(Stored items)
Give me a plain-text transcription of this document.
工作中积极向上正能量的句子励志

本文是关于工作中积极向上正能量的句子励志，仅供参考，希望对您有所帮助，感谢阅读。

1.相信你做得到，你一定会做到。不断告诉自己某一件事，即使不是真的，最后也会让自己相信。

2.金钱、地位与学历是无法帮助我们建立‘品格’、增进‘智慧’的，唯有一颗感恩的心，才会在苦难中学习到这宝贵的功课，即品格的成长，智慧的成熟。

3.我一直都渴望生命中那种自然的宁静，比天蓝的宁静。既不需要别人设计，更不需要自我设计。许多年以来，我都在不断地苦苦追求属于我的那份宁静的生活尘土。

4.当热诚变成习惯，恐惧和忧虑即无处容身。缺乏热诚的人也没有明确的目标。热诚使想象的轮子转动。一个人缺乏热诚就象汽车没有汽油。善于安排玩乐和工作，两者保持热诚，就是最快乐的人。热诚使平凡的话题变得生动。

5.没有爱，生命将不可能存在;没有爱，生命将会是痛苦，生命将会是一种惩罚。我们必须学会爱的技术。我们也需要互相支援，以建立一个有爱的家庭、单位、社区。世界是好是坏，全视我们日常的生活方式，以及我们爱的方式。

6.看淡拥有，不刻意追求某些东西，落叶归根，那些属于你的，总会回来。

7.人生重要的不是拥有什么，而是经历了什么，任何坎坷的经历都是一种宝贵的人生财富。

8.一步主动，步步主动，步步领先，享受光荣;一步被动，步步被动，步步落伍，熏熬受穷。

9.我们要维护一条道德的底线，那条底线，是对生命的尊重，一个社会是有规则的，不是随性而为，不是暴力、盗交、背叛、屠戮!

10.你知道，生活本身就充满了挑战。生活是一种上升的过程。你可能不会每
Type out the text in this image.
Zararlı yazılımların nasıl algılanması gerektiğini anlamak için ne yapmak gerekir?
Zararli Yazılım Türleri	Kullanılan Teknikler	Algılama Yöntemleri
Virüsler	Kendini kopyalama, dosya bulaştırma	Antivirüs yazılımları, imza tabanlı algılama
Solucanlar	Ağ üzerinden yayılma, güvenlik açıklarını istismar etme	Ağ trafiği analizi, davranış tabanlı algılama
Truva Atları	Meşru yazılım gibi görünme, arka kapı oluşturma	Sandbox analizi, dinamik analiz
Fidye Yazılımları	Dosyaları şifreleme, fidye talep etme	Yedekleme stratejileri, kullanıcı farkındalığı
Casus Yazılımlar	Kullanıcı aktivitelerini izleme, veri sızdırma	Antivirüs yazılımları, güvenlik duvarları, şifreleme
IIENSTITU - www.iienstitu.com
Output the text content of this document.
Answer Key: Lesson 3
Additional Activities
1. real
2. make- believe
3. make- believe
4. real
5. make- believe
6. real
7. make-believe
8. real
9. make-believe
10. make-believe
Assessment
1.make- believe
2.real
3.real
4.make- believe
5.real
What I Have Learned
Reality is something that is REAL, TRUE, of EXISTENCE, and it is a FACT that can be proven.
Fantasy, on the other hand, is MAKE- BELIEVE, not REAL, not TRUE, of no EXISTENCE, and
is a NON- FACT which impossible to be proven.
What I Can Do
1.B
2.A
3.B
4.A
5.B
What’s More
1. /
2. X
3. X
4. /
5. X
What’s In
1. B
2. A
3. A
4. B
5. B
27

## REQUEST
Give the listing above again, word for word.

## SOLUTION
Give me a plain-text transcription of this document.
工作中积极向上正能量的句子励志

本文是关于工作中积极向上正能量的句子励志，仅供参考，希望对您有所帮助，感谢阅读。

1.相信你做得到，你一定会做到。不断告诉自己某一件事，即使不是真的，最后也会让自己相信。

2.金钱、地位与学历是无法帮助我们建立‘品格’、增进‘智慧’的，唯有一颗感恩的心，才会在苦难中学习到这宝贵的功课，即品格的成长，智慧的成熟。

3.我一直都渴望生命中那种自然的宁静，比天蓝的宁静。既不需要别人设计，更不需要自我设计。许多年以来，我都在不断地苦苦追求属于我的那份宁静的生活尘土。

4.当热诚变成习惯，恐惧和忧虑即无处容身。缺乏热诚的人也没有明确的目标。热诚使想象的轮子转动。一个人缺乏热诚就象汽车没有汽油。善于安排玩乐和工作，两者保持热诚，就是最快乐的人。热诚使平凡的话题变得生动。

5.没有爱，生命将不可能存在;没有爱，生命将会是痛苦，生命将会是一种惩罚。我们必须学会爱的技术。我们也需要互相支援，以建立一个有爱的家庭、单位、社区。世界是好是坏，全视我们日常的生活方式，以及我们爱的方式。

6.看淡拥有，不刻意追求某些东西，落叶归根，那些属于你的，总会回来。

7.人生重要的不是拥有什么，而是经历了什么，任何坎坷的经历都是一种宝贵的人生财富。

8.一步主动，步步主动，步步领先，享受光荣;一步被动，步步被动，步步落伍，熏熬受穷。

9.我们要维护一条道德的底线，那条底线，是对生命的尊重，一个社会是有规则的，不是随性而为，不是暴力、盗交、背叛、屠戮!

10.你知道，生活本身就充满了挑战。生活是一种上升的过程。你可能不会每
Type out the text in this image.
Zararlı yazılımların nasıl algılanması gerektiğini anlamak için ne yapmak gerekir?
Zararli Yazılım Türleri	Kullanılan Teknikler	Algılama Yöntemleri
Virüsler	Kendini kopyalama, dosya bulaştırma	Antivirüs yazılımları, imza tabanlı algılama
Solucanlar	Ağ üzerinden yayılma, güvenlik açıklarını istismar etme	Ağ trafiği analizi, davranış tabanlı algılama
Truva Atları	Meşru yazılım gibi görünme, arka kapı oluşturma	Sandbox analizi, dinamik analiz
Fidye Yazılımları	Dosyaları şifreleme, fidye talep etme	Yedekleme stratejileri, kullanıcı farkındalığı
Casus Yazılımlar	Kullanıcı aktivitelerini izleme, veri sızdırma	Antivirüs yazılımları, güvenlik duvarları, şifreleme
IIENSTITU - www.iienstitu.com
Output the text content of this document.
Answer Key: Lesson 3
Additional Activities
1. real
2. make- believe
3. make- believe
4. real
5. make- believe
6. real
7. make-believe
8. real
9. make-believe
10. make-believe
Assessment
1.make- believe
2.real
3.real
4.make- believe
5.real
What I Have Learned
Reality is something that is REAL, TRUE, of EXISTENCE, and it is a FACT that can be proven.
Fantasy, on the other hand, is MAKE- BELIEVE, not REAL, not TRUE, of no EXISTENCE, and
is a NON- FACT which impossible to be proven.
What I Can Do
1.B
2.A
3.B
4.A
5.B
What’s More
1. /
2. X
3. X
4. /
5. X
What’s In
1. B
2. A
3. A
4. B
5. B
27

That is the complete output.